### Exercise goal
Extract the complete listing and output it unchanged.

### Record excerpts
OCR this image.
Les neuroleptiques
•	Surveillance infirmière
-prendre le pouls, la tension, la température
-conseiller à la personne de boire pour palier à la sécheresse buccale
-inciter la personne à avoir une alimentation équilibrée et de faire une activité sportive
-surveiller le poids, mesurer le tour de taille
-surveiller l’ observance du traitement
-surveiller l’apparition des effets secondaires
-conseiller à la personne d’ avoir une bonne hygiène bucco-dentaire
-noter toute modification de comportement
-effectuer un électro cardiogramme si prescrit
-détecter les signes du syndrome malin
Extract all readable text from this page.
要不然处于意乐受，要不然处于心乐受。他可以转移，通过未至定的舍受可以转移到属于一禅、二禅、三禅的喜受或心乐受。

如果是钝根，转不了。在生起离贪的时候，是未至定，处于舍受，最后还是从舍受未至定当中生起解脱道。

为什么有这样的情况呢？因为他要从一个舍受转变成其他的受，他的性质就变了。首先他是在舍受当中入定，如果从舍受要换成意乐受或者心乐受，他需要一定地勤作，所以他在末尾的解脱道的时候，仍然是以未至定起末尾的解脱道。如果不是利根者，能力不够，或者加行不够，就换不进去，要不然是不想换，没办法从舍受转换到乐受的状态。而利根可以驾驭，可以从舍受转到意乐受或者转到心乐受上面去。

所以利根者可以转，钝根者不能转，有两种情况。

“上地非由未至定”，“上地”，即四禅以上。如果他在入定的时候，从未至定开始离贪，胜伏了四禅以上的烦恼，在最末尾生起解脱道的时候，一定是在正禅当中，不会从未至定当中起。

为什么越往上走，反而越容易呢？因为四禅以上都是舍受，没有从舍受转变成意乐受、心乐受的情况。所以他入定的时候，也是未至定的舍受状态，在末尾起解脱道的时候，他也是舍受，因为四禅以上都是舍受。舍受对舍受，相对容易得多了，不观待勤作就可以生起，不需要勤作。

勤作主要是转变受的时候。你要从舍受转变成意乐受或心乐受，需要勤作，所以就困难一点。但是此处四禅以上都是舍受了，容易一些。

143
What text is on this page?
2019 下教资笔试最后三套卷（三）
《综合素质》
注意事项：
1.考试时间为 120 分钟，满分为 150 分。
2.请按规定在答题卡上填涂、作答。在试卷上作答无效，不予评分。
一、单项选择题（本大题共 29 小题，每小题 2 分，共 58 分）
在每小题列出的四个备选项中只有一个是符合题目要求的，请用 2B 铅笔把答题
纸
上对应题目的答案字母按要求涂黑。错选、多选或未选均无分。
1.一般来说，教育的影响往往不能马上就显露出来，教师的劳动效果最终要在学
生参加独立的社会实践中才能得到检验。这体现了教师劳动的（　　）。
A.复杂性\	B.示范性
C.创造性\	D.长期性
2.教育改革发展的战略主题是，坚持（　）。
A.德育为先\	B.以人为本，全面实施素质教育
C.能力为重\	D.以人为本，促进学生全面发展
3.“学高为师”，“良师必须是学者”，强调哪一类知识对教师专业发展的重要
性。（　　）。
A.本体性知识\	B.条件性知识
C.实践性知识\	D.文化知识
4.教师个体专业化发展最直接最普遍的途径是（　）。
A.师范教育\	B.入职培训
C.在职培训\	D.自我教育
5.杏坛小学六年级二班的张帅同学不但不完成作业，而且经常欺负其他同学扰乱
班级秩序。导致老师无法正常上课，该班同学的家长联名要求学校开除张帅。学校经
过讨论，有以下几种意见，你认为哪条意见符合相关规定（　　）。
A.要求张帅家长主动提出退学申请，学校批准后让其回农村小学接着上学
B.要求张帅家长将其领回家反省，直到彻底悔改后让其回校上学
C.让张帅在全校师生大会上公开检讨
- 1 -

### Finished task
OCR this image.
Les neuroleptiques
•	Surveillance infirmière
-prendre le pouls, la tension, la température
-conseiller à la personne de boire pour palier à la sécheresse buccale
-inciter la personne à avoir une alimentation équilibrée et de faire une activité sportive
-surveiller le poids, mesurer le tour de taille
-surveiller l’ observance du traitement
-surveiller l’apparition des effets secondaires
-conseiller à la personne d’ avoir une bonne hygiène bucco-dentaire
-noter toute modification de comportement
-effectuer un électro cardiogramme si prescrit
-détecter les signes du syndrome malin
Extract all readable text from this page.
要不然处于意乐受，要不然处于心乐受。他可以转移，通过未至定的舍受可以转移到属于一禅、二禅、三禅的喜受或心乐受。

如果是钝根，转不了。在生起离贪的时候，是未至定，处于舍受，最后还是从舍受未至定当中生起解脱道。

为什么有这样的情况呢？因为他要从一个舍受转变成其他的受，他的性质就变了。首先他是在舍受当中入定，如果从舍受要换成意乐受或者心乐受，他需要一定地勤作，所以他在末尾的解脱道的时候，仍然是以未至定起末尾的解脱道。如果不是利根者，能力不够，或者加行不够，就换不进去，要不然是不想换，没办法从舍受转换到乐受的状态。而利根可以驾驭，可以从舍受转到意乐受或者转到心乐受上面去。

所以利根者可以转，钝根者不能转，有两种情况。

“上地非由未至定”，“上地”，即四禅以上。如果他在入定的时候，从未至定开始离贪，胜伏了四禅以上的烦恼，在最末尾生起解脱道的时候，一定是在正禅当中，不会从未至定当中起。

为什么越往上走，反而越容易呢？因为四禅以上都是舍受，没有从舍受转变成意乐受、心乐受的情况。所以他入定的时候，也是未至定的舍受状态，在末尾起解脱道的时候，他也是舍受，因为四禅以上都是舍受。舍受对舍受，相对容易得多了，不观待勤作就可以生起，不需要勤作。

勤作主要是转变受的时候。你要从舍受转变成意乐受或心乐受，需要勤作，所以就困难一点。但是此处四禅以上都是舍受了，容易一些。

143
What text is on this page?
2019 下教资笔试最后三套卷（三）
《综合素质》
注意事项：
1.考试时间为 120 分钟，满分为 150 分。
2.请按规定在答题卡上填涂、作答。在试卷上作答无效，不予评分。
一、单项选择题（本大题共 29 小题，每小题 2 分，共 58 分）
在每小题列出的四个备选项中只有一个是符合题目要求的，请用 2B 铅笔把答题
纸
上对应题目的答案字母按要求涂黑。错选、多选或未选均无分。
1.一般来说，教育的影响往往不能马上就显露出来，教师的劳动效果最终要在学
生参加独立的社会实践中才能得到检验。这体现了教师劳动的（　　）。
A.复杂性\	B.示范性
C.创造性\	D.长期性
2.教育改革发展的战略主题是，坚持（　）。
A.德育为先\	B.以人为本，全面实施素质教育
C.能力为重\	D.以人为本，促进学生全面发展
3.“学高为师”，“良师必须是学者”，强调哪一类知识对教师专业发展的重要
性。（　　）。
A.本体性知识\	B.条件性知识
C.实践性知识\	D.文化知识
4.教师个体专业化发展最直接最普遍的途径是（　）。
A.师范教育\	B.入职培训
C.在职培训\	D.自我教育
5.杏坛小学六年级二班的张帅同学不但不完成作业，而且经常欺负其他同学扰乱
班级秩序。导致老师无法正常上课，该班同学的家长联名要求学校开除张帅。学校经
过讨论，有以下几种意见，你认为哪条意见符合相关规定（　　）。
A.要求张帅家长主动提出退学申请，学校批准后让其回农村小学接着上学
B.要求张帅家长将其领回家反省，直到彻底悔改后让其回校上学
C.让张帅在全校师生大会上公开检讨
- 1 -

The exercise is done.